**Short exercise**
Give again, word for word, only the lines from the one containing "Convert this screenshot" through the final line.

**Provided material**
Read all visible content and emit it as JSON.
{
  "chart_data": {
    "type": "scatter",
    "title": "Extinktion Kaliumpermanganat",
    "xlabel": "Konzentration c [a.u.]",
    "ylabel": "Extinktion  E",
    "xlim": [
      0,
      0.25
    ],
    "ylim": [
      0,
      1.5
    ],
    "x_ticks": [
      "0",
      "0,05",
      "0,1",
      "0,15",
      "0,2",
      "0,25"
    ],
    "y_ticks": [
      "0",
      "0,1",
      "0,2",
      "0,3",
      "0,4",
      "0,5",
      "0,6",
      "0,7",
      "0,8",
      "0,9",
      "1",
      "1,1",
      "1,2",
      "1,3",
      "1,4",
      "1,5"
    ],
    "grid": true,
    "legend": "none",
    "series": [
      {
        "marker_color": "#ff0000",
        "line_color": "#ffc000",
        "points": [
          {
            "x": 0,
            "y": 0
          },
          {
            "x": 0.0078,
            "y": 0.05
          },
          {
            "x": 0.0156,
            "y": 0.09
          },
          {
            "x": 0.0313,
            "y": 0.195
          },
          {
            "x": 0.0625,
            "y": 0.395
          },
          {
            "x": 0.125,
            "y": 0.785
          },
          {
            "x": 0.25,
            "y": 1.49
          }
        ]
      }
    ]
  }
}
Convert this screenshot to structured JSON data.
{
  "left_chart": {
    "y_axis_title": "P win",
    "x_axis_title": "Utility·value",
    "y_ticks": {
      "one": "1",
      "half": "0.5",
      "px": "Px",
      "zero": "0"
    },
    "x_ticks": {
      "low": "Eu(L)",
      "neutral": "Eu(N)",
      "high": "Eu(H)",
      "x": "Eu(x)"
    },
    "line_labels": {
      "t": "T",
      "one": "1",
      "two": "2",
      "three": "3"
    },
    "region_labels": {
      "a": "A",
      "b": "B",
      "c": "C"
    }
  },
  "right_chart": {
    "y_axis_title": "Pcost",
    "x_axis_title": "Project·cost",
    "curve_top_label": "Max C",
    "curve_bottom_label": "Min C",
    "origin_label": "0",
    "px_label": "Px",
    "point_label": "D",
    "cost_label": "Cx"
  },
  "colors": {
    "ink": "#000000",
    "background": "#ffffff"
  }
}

**Exercise output**
Convert this screenshot to structured JSON data.
{
  "left_chart": {
    "y_axis_title": "P win",
    "x_axis_title": "Utility·value",
    "y_ticks": {
      "one": "1",
      "half": "0.5",
      "px": "Px",
      "zero": "0"
    },
    "x_ticks": {
      "low": "Eu(L)",
      "neutral": "Eu(N)",
      "high": "Eu(H)",
      "x": "Eu(x)"
    },
    "line_labels": {
      "t": "T",
      "one": "1",
      "two": "2",
      "three": "3"
    },
    "region_labels": {
      "a": "A",
      "b": "B",
      "c": "C"
    }
  },
  "right_chart": {
    "y_axis_title": "Pcost",
    "x_axis_title": "Project·cost",
    "curve_top_label": "Max C",
    "curve_bottom_label": "Min C",
    "origin_label": "0",
    "px_label": "Px",
    "point_label": "D",
    "cost_label": "Cx"
  },
  "colors": {
    "ink": "#000000",
    "background": "#ffffff"
  }
}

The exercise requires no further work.